━━━ Data excerpts ━━━

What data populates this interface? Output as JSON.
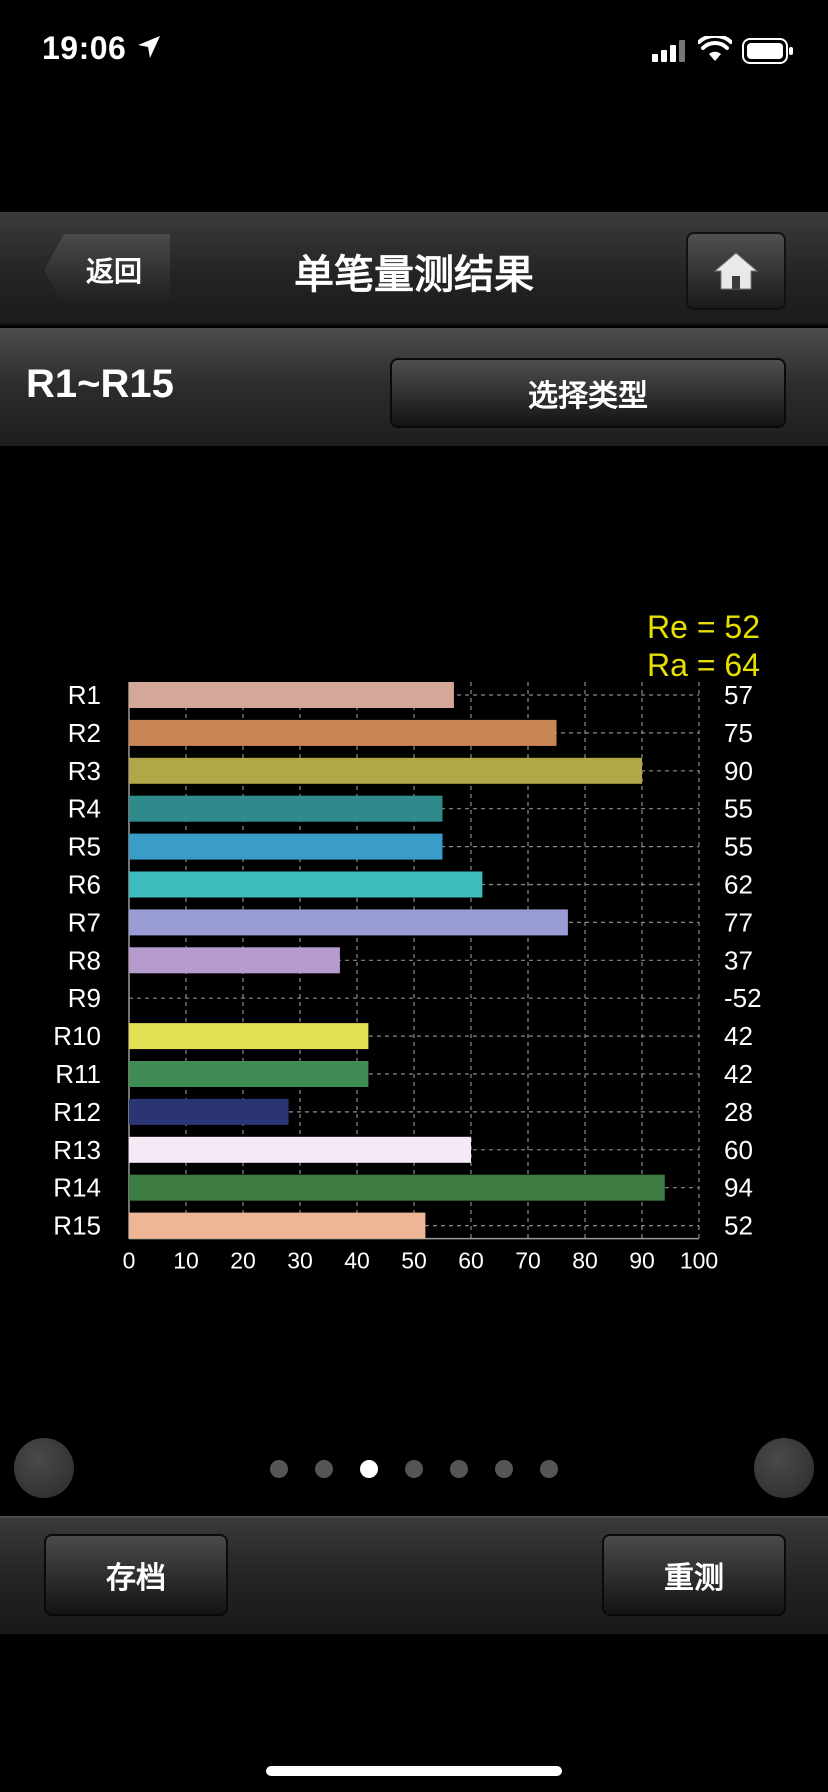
{
  "status_bar": {
    "time": "19:06"
  },
  "nav": {
    "back_label": "返回",
    "title": "单笔量测结果"
  },
  "sub_header": {
    "title": "R1~R15",
    "select_type_label": "选择类型"
  },
  "chart_data": {
    "type": "bar",
    "orientation": "horizontal",
    "categories": [
      "R1",
      "R2",
      "R3",
      "R4",
      "R5",
      "R6",
      "R7",
      "R8",
      "R9",
      "R10",
      "R11",
      "R12",
      "R13",
      "R14",
      "R15"
    ],
    "values": [
      57,
      75,
      90,
      55,
      55,
      62,
      77,
      37,
      -52,
      42,
      42,
      28,
      60,
      94,
      52
    ],
    "value_labels": [
      "57",
      "75",
      "90",
      "55",
      "55",
      "62",
      "77",
      "37",
      "-52",
      "42",
      "42",
      "28",
      "60",
      "94",
      "52"
    ],
    "colors": [
      "#d4a898",
      "#c98555",
      "#b0a848",
      "#2f8a8c",
      "#3a9cc8",
      "#3cbcbc",
      "#9a9cd6",
      "#b69cce",
      "#000000",
      "#e2e052",
      "#3f8c55",
      "#2b3574",
      "#f4e9f4",
      "#3c7c42",
      "#eeb694"
    ],
    "xlim": [
      0,
      100
    ],
    "xticks": [
      0,
      10,
      20,
      30,
      40,
      50,
      60,
      70,
      80,
      90,
      100
    ],
    "grid": true,
    "annotations": [
      "Re = 52",
      "Ra = 64"
    ],
    "annotation_color": "#e6e000"
  },
  "pager": {
    "page_count": 7,
    "active_index": 2
  },
  "bottom": {
    "save_label": "存档",
    "remeasure_label": "重测"
  }
}
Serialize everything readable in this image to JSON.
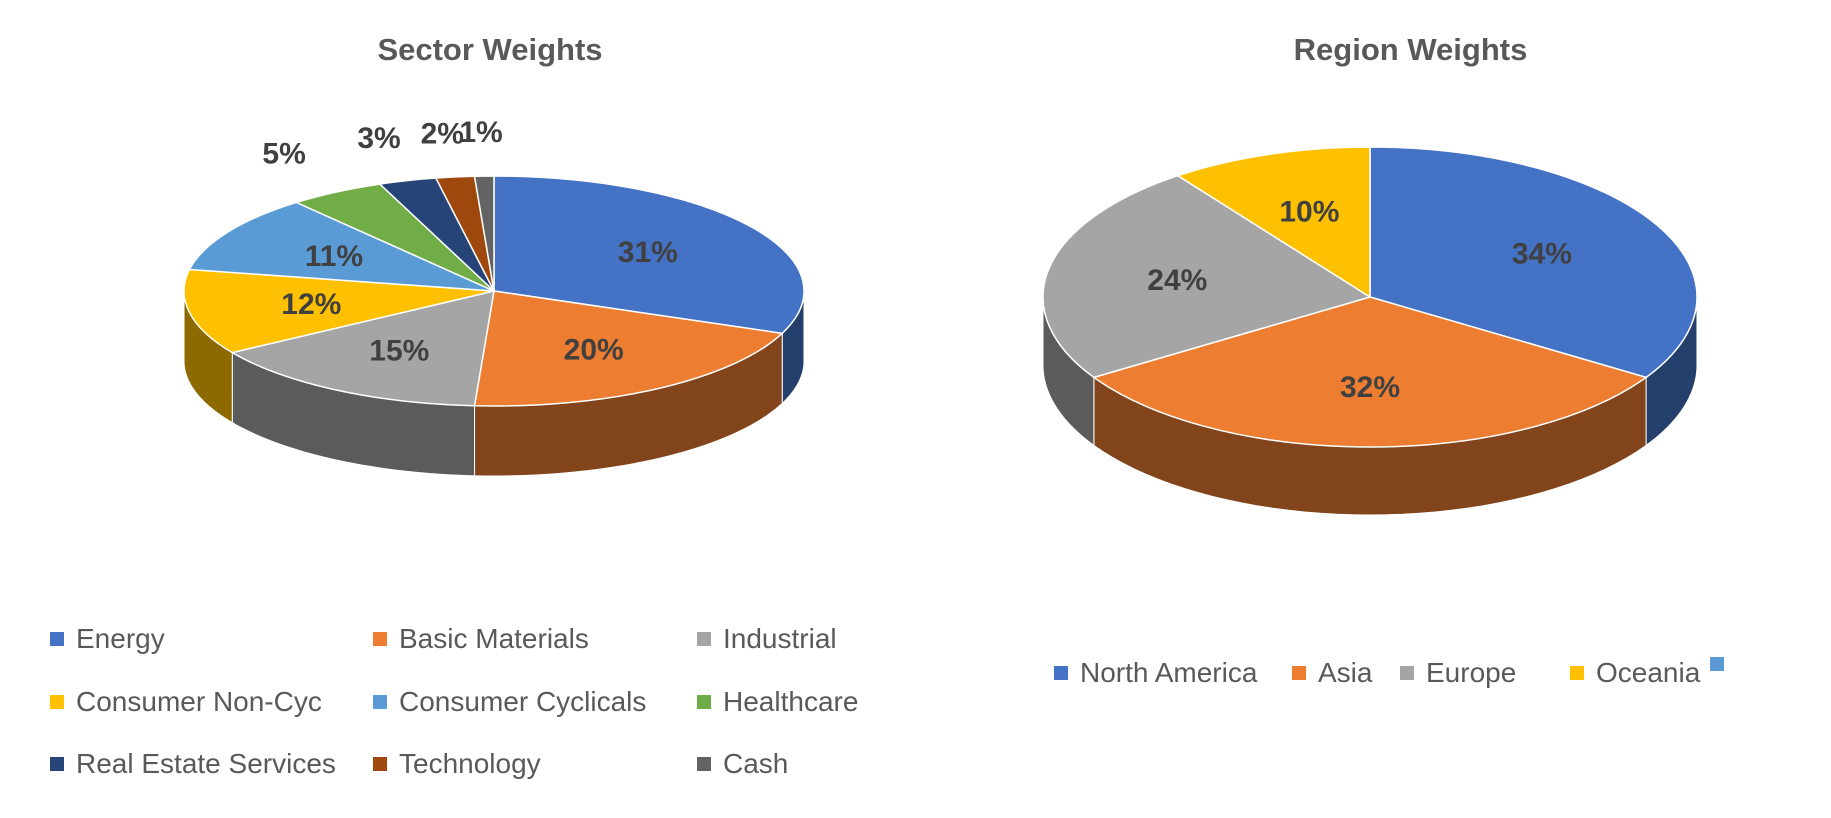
{
  "chart_data": [
    {
      "type": "pie",
      "title": "Sector Weights",
      "legend_placement": "bottom",
      "categories": [
        "Energy",
        "Basic Materials",
        "Industrial",
        "Consumer Non-Cyc",
        "Consumer Cyclicals",
        "Healthcare",
        "Real Estate Services",
        "Technology",
        "Cash"
      ],
      "values": [
        31,
        20,
        15,
        12,
        11,
        5,
        3,
        2,
        1
      ],
      "data_labels": [
        "31%",
        "20%",
        "15%",
        "12%",
        "11%",
        "5%",
        "3%",
        "2%",
        "1%"
      ],
      "colors": [
        "#4472C4",
        "#ED7D31",
        "#A5A5A5",
        "#FFC000",
        "#5B9BD5",
        "#70AD47",
        "#264478",
        "#9E480E",
        "#636363"
      ]
    },
    {
      "type": "pie",
      "title": "Region Weights",
      "legend_placement": "bottom",
      "categories": [
        "North America",
        "Asia",
        "Europe",
        "Oceania",
        ""
      ],
      "values": [
        34,
        32,
        24,
        10,
        0
      ],
      "data_labels": [
        "34%",
        "32%",
        "24%",
        "10%",
        ""
      ],
      "colors": [
        "#4472C4",
        "#ED7D31",
        "#A5A5A5",
        "#FFC000",
        "#5B9BD5"
      ]
    }
  ]
}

━━━

• Given instruction:
The listing above needs to be output again exactly. Don't include the pictures.

• Task response:
What data populates this interface? Output as JSON.
{
  "status_bar": {
    "time": "19:06"
  },
  "nav": {
    "back_label": "返回",
    "title": "单笔量测结果"
  },
  "sub_header": {
    "title": "R1~R15",
    "select_type_label": "选择类型"
  },
  "chart_data": {
    "type": "bar",
    "orientation": "horizontal",
    "categories": [
      "R1",
      "R2",
      "R3",
      "R4",
      "R5",
      "R6",
      "R7",
      "R8",
      "R9",
      "R10",
      "R11",
      "R12",
      "R13",
      "R14",
      "R15"
    ],
    "values": [
      57,
      75,
      90,
      55,
      55,
      62,
      77,
      37,
      -52,
      42,
      42,
      28,
      60,
      94,
      52
    ],
    "value_labels": [
      "57",
      "75",
      "90",
      "55",
      "55",
      "62",
      "77",
      "37",
      "-52",
      "42",
      "42",
      "28",
      "60",
      "94",
      "52"
    ],
    "colors": [
      "#d4a898",
      "#c98555",
      "#b0a848",
      "#2f8a8c",
      "#3a9cc8",
      "#3cbcbc",
      "#9a9cd6",
      "#b69cce",
      "#000000",
      "#e2e052",
      "#3f8c55",
      "#2b3574",
      "#f4e9f4",
      "#3c7c42",
      "#eeb694"
    ],
    "xlim": [
      0,
      100
    ],
    "xticks": [
      0,
      10,
      20,
      30,
      40,
      50,
      60,
      70,
      80,
      90,
      100
    ],
    "grid": true,
    "annotations": [
      "Re = 52",
      "Ra = 64"
    ],
    "annotation_color": "#e6e000"
  },
  "pager": {
    "page_count": 7,
    "active_index": 2
  },
  "bottom": {
    "save_label": "存档",
    "remeasure_label": "重测"
  }
}
Serialize everything readable in this image to JSON.
{
  "chart_data": [
    {
      "type": "pie",
      "title": "Sector Weights",
      "legend_placement": "bottom",
      "categories": [
        "Energy",
        "Basic Materials",
        "Industrial",
        "Consumer Non-Cyc",
        "Consumer Cyclicals",
        "Healthcare",
        "Real Estate Services",
        "Technology",
        "Cash"
      ],
      "values": [
        31,
        20,
        15,
        12,
        11,
        5,
        3,
        2,
        1
      ],
      "data_labels": [
        "31%",
        "20%",
        "15%",
        "12%",
        "11%",
        "5%",
        "3%",
        "2%",
        "1%"
      ],
      "colors": [
        "#4472C4",
        "#ED7D31",
        "#A5A5A5",
        "#FFC000",
        "#5B9BD5",
        "#70AD47",
        "#264478",
        "#9E480E",
        "#636363"
      ]
    },
    {
      "type": "pie",
      "title": "Region Weights",
      "legend_placement": "bottom",
      "categories": [
        "North America",
        "Asia",
        "Europe",
        "Oceania",
        ""
      ],
      "values": [
        34,
        32,
        24,
        10,
        0
      ],
      "data_labels": [
        "34%",
        "32%",
        "24%",
        "10%",
        ""
      ],
      "colors": [
        "#4472C4",
        "#ED7D31",
        "#A5A5A5",
        "#FFC000",
        "#5B9BD5"
      ]
    }
  ]
}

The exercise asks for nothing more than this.